Problem to solve
Which lines of the records contain "normalized"? Collect every one of them.

Figure collection entries

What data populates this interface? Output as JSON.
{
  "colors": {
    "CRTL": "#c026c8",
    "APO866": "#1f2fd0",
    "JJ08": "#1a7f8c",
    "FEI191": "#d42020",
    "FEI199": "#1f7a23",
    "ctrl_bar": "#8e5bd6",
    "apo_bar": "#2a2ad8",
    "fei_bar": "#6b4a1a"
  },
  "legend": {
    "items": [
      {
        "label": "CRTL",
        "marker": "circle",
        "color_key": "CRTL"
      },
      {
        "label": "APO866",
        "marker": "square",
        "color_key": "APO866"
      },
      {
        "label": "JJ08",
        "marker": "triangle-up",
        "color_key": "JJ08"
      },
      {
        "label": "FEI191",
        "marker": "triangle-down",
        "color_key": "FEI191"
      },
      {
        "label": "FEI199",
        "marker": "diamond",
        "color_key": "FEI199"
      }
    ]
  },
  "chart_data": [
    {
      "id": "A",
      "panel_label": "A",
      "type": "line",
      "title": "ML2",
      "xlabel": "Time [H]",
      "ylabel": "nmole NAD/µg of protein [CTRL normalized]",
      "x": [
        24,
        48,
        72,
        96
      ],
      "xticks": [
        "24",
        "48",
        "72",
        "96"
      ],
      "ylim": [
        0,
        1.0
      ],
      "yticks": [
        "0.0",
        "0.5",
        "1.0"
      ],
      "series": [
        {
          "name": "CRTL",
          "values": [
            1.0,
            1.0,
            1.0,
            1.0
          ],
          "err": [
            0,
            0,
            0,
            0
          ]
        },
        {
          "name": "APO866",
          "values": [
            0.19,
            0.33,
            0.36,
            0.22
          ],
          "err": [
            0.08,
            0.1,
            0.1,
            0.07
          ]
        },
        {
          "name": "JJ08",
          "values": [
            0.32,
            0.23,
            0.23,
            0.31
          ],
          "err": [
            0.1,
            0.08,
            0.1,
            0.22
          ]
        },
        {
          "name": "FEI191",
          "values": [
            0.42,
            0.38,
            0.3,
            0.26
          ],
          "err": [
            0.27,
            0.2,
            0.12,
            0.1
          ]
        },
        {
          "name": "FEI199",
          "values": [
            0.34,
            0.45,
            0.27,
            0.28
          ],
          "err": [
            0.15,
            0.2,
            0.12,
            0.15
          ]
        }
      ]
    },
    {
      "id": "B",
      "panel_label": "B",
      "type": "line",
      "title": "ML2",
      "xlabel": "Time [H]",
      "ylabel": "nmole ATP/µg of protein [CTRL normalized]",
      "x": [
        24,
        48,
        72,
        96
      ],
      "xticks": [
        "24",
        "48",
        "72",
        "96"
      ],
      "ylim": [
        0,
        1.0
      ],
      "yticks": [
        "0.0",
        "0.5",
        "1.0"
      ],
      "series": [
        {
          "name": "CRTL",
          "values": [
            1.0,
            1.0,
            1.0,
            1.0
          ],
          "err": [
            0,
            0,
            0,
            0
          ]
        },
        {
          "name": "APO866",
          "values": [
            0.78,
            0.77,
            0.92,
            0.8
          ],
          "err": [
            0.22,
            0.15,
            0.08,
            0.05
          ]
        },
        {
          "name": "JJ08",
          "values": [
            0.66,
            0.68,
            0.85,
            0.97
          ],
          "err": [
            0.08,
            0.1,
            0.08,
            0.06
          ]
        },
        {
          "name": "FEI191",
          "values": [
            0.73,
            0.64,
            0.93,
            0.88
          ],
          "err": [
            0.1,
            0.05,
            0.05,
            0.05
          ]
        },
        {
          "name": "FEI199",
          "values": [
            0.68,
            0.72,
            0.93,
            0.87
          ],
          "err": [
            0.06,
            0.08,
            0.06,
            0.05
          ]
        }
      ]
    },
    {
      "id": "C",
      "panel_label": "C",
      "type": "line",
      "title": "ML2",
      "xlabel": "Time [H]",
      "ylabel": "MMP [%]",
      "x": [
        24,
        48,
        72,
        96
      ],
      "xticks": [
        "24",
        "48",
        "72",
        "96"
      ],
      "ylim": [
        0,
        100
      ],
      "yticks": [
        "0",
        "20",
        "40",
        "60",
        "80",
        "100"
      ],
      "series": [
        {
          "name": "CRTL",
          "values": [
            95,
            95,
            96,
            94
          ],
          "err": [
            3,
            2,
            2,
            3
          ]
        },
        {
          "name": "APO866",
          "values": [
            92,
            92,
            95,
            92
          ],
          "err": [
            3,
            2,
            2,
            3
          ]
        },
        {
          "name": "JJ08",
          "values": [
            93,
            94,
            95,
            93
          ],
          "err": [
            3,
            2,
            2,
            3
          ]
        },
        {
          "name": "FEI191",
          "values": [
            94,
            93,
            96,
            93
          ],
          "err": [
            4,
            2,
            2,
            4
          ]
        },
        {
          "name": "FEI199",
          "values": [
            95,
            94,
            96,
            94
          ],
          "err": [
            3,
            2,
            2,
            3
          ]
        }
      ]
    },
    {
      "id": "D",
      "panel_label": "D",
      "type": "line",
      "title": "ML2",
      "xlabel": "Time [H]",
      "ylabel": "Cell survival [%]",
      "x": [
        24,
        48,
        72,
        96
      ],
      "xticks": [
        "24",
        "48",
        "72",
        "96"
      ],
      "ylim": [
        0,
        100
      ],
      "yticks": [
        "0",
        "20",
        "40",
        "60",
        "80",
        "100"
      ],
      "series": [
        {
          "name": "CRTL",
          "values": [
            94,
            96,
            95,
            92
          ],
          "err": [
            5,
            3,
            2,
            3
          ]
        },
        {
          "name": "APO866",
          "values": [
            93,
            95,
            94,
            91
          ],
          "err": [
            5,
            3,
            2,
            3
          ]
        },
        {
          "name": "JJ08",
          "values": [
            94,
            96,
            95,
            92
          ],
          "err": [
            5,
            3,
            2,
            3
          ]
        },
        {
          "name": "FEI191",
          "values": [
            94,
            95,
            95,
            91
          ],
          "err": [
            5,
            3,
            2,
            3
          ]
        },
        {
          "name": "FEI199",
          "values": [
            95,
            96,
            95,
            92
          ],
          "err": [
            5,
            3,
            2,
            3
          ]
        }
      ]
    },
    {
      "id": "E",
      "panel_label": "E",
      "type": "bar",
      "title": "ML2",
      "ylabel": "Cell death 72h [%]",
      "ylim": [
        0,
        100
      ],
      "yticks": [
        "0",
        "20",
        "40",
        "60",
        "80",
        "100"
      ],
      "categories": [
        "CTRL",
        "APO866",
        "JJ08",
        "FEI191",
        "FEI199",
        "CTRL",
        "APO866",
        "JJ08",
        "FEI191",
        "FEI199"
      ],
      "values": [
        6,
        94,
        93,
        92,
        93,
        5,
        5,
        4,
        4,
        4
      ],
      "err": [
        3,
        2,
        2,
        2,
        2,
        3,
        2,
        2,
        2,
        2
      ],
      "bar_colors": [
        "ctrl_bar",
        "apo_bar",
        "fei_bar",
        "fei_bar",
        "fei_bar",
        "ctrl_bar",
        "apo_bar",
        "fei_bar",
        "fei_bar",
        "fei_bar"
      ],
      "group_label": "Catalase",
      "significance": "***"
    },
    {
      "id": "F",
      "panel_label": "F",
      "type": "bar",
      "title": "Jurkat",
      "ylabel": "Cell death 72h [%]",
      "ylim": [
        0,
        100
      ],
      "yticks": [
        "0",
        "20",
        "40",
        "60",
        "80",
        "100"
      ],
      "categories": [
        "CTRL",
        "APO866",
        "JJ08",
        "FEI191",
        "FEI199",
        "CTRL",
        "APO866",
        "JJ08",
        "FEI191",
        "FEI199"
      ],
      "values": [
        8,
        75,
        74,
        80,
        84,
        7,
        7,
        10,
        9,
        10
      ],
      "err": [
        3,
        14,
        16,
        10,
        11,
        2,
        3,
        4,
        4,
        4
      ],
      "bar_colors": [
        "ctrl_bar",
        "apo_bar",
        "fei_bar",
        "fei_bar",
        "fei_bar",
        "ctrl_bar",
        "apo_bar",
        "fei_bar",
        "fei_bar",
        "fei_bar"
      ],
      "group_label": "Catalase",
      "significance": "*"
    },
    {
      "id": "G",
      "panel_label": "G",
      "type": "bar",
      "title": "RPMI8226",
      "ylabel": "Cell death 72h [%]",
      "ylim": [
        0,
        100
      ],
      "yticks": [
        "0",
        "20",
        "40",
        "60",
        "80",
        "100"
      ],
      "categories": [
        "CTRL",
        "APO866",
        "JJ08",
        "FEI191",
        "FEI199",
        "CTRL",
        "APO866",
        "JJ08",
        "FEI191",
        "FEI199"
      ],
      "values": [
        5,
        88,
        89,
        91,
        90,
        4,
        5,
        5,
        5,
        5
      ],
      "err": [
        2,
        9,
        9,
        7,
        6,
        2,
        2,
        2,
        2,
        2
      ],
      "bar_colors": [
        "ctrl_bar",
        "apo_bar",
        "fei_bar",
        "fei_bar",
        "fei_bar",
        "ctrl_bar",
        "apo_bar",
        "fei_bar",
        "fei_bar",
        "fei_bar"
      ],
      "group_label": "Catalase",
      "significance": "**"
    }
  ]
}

Answer box
      "ylabel": "nmole NAD/µg of protein [CTRL normalized]",
      "ylabel": "nmole ATP/µg of protein [CTRL normalized]",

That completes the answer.